** Required work **
Exactly reproduce each line of the listing that follows.

--- Start ---

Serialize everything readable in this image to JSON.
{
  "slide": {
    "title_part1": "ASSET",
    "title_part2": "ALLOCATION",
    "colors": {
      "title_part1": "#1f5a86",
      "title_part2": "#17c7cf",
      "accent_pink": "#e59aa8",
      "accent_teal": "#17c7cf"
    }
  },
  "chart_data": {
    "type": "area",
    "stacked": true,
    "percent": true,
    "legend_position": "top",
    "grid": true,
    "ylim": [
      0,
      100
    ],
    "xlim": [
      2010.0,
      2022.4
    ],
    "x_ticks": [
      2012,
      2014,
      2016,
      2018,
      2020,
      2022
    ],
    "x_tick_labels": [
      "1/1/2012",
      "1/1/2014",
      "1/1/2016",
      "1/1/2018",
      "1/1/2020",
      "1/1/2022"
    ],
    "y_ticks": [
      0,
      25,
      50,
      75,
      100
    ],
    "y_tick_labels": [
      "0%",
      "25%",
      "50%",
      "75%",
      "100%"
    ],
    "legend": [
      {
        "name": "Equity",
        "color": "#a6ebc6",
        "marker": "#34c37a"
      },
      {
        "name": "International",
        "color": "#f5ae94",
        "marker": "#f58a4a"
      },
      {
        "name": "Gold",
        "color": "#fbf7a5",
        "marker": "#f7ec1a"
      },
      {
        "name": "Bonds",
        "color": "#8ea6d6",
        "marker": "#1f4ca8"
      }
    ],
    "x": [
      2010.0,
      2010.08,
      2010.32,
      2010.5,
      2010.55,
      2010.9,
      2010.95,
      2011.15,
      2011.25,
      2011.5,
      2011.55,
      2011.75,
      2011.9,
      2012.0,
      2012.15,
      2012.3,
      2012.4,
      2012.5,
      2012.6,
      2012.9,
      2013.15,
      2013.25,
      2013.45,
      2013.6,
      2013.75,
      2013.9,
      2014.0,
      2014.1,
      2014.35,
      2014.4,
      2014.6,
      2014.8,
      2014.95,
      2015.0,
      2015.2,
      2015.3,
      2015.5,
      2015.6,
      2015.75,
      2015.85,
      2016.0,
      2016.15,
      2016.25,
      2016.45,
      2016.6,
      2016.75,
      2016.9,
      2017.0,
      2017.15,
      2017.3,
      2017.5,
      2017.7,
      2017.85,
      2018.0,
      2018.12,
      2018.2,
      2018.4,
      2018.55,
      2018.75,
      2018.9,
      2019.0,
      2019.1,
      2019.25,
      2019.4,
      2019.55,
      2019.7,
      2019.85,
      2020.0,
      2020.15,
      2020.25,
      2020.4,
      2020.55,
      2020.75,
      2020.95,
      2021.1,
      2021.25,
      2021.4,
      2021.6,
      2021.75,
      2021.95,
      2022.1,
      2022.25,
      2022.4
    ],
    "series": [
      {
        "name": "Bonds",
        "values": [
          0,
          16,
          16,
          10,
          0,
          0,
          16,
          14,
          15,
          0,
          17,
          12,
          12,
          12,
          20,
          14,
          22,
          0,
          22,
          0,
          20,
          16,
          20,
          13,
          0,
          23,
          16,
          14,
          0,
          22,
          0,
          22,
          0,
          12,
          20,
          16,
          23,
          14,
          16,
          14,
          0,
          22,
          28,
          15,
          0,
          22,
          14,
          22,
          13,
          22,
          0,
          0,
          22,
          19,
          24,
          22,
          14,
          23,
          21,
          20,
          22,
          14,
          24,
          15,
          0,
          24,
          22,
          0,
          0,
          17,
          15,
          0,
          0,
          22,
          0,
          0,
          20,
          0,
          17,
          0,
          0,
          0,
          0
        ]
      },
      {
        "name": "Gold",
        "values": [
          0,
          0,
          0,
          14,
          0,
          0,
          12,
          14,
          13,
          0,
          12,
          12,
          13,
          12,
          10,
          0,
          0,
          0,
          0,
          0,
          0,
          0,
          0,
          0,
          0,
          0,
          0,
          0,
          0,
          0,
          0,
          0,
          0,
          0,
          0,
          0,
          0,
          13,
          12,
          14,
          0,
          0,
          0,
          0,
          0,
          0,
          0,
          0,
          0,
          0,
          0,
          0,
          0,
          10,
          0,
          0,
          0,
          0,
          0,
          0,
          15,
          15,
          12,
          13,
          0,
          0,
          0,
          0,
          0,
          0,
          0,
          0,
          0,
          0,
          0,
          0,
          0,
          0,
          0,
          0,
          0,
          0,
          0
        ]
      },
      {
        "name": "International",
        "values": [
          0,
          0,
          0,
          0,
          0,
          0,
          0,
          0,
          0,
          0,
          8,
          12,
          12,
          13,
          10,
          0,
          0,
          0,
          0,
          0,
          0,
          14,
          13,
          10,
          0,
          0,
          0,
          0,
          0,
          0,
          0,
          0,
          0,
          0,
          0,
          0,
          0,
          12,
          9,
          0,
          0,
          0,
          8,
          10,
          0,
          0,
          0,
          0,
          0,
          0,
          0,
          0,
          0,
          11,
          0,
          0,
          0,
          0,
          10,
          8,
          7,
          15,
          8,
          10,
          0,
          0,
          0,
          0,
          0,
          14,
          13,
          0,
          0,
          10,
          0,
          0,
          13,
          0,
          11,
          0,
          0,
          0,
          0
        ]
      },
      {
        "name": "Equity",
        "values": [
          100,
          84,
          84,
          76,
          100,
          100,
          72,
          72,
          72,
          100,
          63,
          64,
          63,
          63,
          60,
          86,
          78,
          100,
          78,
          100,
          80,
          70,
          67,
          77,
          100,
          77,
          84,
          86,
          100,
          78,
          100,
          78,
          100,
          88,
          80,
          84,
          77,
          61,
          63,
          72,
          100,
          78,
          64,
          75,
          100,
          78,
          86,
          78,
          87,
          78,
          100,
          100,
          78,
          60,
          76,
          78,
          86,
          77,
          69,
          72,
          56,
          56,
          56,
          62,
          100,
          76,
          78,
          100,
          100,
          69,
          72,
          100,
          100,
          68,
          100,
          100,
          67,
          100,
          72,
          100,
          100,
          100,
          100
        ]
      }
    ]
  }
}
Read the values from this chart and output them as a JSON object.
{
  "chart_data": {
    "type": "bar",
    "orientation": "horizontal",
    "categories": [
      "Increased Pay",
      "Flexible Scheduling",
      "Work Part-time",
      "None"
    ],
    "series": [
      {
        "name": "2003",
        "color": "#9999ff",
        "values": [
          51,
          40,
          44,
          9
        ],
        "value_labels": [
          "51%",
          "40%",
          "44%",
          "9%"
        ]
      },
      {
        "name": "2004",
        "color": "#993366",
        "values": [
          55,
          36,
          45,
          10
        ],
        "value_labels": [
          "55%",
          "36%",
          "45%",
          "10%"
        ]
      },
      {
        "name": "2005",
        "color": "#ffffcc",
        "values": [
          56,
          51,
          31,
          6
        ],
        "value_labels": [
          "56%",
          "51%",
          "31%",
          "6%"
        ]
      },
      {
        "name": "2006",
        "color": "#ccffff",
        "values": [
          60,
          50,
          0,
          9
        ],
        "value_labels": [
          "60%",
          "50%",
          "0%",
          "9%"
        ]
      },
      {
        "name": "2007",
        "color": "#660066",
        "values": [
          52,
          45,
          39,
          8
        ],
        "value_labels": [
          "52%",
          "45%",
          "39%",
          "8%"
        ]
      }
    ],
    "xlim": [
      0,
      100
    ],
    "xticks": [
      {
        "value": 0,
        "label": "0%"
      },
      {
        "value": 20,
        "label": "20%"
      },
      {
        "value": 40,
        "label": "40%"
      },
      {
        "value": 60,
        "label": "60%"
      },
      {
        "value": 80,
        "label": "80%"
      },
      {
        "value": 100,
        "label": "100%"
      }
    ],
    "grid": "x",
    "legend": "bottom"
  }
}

--- End ---

** Finished answer **
Serialize everything readable in this image to JSON.
{
  "slide": {
    "title_part1": "ASSET",
    "title_part2": "ALLOCATION",
    "colors": {
      "title_part1": "#1f5a86",
      "title_part2": "#17c7cf",
      "accent_pink": "#e59aa8",
      "accent_teal": "#17c7cf"
    }
  },
  "chart_data": {
    "type": "area",
    "stacked": true,
    "percent": true,
    "legend_position": "top",
    "grid": true,
    "ylim": [
      0,
      100
    ],
    "xlim": [
      2010.0,
      2022.4
    ],
    "x_ticks": [
      2012,
      2014,
      2016,
      2018,
      2020,
      2022
    ],
    "x_tick_labels": [
      "1/1/2012",
      "1/1/2014",
      "1/1/2016",
      "1/1/2018",
      "1/1/2020",
      "1/1/2022"
    ],
    "y_ticks": [
      0,
      25,
      50,
      75,
      100
    ],
    "y_tick_labels": [
      "0%",
      "25%",
      "50%",
      "75%",
      "100%"
    ],
    "legend": [
      {
        "name": "Equity",
        "color": "#a6ebc6",
        "marker": "#34c37a"
      },
      {
        "name": "International",
        "color": "#f5ae94",
        "marker": "#f58a4a"
      },
      {
        "name": "Gold",
        "color": "#fbf7a5",
        "marker": "#f7ec1a"
      },
      {
        "name": "Bonds",
        "color": "#8ea6d6",
        "marker": "#1f4ca8"
      }
    ],
    "x": [
      2010.0,
      2010.08,
      2010.32,
      2010.5,
      2010.55,
      2010.9,
      2010.95,
      2011.15,
      2011.25,
      2011.5,
      2011.55,
      2011.75,
      2011.9,
      2012.0,
      2012.15,
      2012.3,
      2012.4,
      2012.5,
      2012.6,
      2012.9,
      2013.15,
      2013.25,
      2013.45,
      2013.6,
      2013.75,
      2013.9,
      2014.0,
      2014.1,
      2014.35,
      2014.4,
      2014.6,
      2014.8,
      2014.95,
      2015.0,
      2015.2,
      2015.3,
      2015.5,
      2015.6,
      2015.75,
      2015.85,
      2016.0,
      2016.15,
      2016.25,
      2016.45,
      2016.6,
      2016.75,
      2016.9,
      2017.0,
      2017.15,
      2017.3,
      2017.5,
      2017.7,
      2017.85,
      2018.0,
      2018.12,
      2018.2,
      2018.4,
      2018.55,
      2018.75,
      2018.9,
      2019.0,
      2019.1,
      2019.25,
      2019.4,
      2019.55,
      2019.7,
      2019.85,
      2020.0,
      2020.15,
      2020.25,
      2020.4,
      2020.55,
      2020.75,
      2020.95,
      2021.1,
      2021.25,
      2021.4,
      2021.6,
      2021.75,
      2021.95,
      2022.1,
      2022.25,
      2022.4
    ],
    "series": [
      {
        "name": "Bonds",
        "values": [
          0,
          16,
          16,
          10,
          0,
          0,
          16,
          14,
          15,
          0,
          17,
          12,
          12,
          12,
          20,
          14,
          22,
          0,
          22,
          0,
          20,
          16,
          20,
          13,
          0,
          23,
          16,
          14,
          0,
          22,
          0,
          22,
          0,
          12,
          20,
          16,
          23,
          14,
          16,
          14,
          0,
          22,
          28,
          15,
          0,
          22,
          14,
          22,
          13,
          22,
          0,
          0,
          22,
          19,
          24,
          22,
          14,
          23,
          21,
          20,
          22,
          14,
          24,
          15,
          0,
          24,
          22,
          0,
          0,
          17,
          15,
          0,
          0,
          22,
          0,
          0,
          20,
          0,
          17,
          0,
          0,
          0,
          0
        ]
      },
      {
        "name": "Gold",
        "values": [
          0,
          0,
          0,
          14,
          0,
          0,
          12,
          14,
          13,
          0,
          12,
          12,
          13,
          12,
          10,
          0,
          0,
          0,
          0,
          0,
          0,
          0,
          0,
          0,
          0,
          0,
          0,
          0,
          0,
          0,
          0,
          0,
          0,
          0,
          0,
          0,
          0,
          13,
          12,
          14,
          0,
          0,
          0,
          0,
          0,
          0,
          0,
          0,
          0,
          0,
          0,
          0,
          0,
          10,
          0,
          0,
          0,
          0,
          0,
          0,
          15,
          15,
          12,
          13,
          0,
          0,
          0,
          0,
          0,
          0,
          0,
          0,
          0,
          0,
          0,
          0,
          0,
          0,
          0,
          0,
          0,
          0,
          0
        ]
      },
      {
        "name": "International",
        "values": [
          0,
          0,
          0,
          0,
          0,
          0,
          0,
          0,
          0,
          0,
          8,
          12,
          12,
          13,
          10,
          0,
          0,
          0,
          0,
          0,
          0,
          14,
          13,
          10,
          0,
          0,
          0,
          0,
          0,
          0,
          0,
          0,
          0,
          0,
          0,
          0,
          0,
          12,
          9,
          0,
          0,
          0,
          8,
          10,
          0,
          0,
          0,
          0,
          0,
          0,
          0,
          0,
          0,
          11,
          0,
          0,
          0,
          0,
          10,
          8,
          7,
          15,
          8,
          10,
          0,
          0,
          0,
          0,
          0,
          14,
          13,
          0,
          0,
          10,
          0,
          0,
          13,
          0,
          11,
          0,
          0,
          0,
          0
        ]
      },
      {
        "name": "Equity",
        "values": [
          100,
          84,
          84,
          76,
          100,
          100,
          72,
          72,
          72,
          100,
          63,
          64,
          63,
          63,
          60,
          86,
          78,
          100,
          78,
          100,
          80,
          70,
          67,
          77,
          100,
          77,
          84,
          86,
          100,
          78,
          100,
          78,
          100,
          88,
          80,
          84,
          77,
          61,
          63,
          72,
          100,
          78,
          64,
          75,
          100,
          78,
          86,
          78,
          87,
          78,
          100,
          100,
          78,
          60,
          76,
          78,
          86,
          77,
          69,
          72,
          56,
          56,
          56,
          62,
          100,
          76,
          78,
          100,
          100,
          69,
          72,
          100,
          100,
          68,
          100,
          100,
          67,
          100,
          72,
          100,
          100,
          100,
          100
        ]
      }
    ]
  }
}
Read the values from this chart and output them as a JSON object.
{
  "chart_data": {
    "type": "bar",
    "orientation": "horizontal",
    "categories": [
      "Increased Pay",
      "Flexible Scheduling",
      "Work Part-time",
      "None"
    ],
    "series": [
      {
        "name": "2003",
        "color": "#9999ff",
        "values": [
          51,
          40,
          44,
          9
        ],
        "value_labels": [
          "51%",
          "40%",
          "44%",
          "9%"
        ]
      },
      {
        "name": "2004",
        "color": "#993366",
        "values": [
          55,
          36,
          45,
          10
        ],
        "value_labels": [
          "55%",
          "36%",
          "45%",
          "10%"
        ]
      },
      {
        "name": "2005",
        "color": "#ffffcc",
        "values": [
          56,
          51,
          31,
          6
        ],
        "value_labels": [
          "56%",
          "51%",
          "31%",
          "6%"
        ]
      },
      {
        "name": "2006",
        "color": "#ccffff",
        "values": [
          60,
          50,
          0,
          9
        ],
        "value_labels": [
          "60%",
          "50%",
          "0%",
          "9%"
        ]
      },
      {
        "name": "2007",
        "color": "#660066",
        "values": [
          52,
          45,
          39,
          8
        ],
        "value_labels": [
          "52%",
          "45%",
          "39%",
          "8%"
        ]
      }
    ],
    "xlim": [
      0,
      100
    ],
    "xticks": [
      {
        "value": 0,
        "label": "0%"
      },
      {
        "value": 20,
        "label": "20%"
      },
      {
        "value": 40,
        "label": "40%"
      },
      {
        "value": 60,
        "label": "60%"
      },
      {
        "value": 80,
        "label": "80%"
      },
      {
        "value": 100,
        "label": "100%"
      }
    ],
    "grid": "x",
    "legend": "bottom"
  }
}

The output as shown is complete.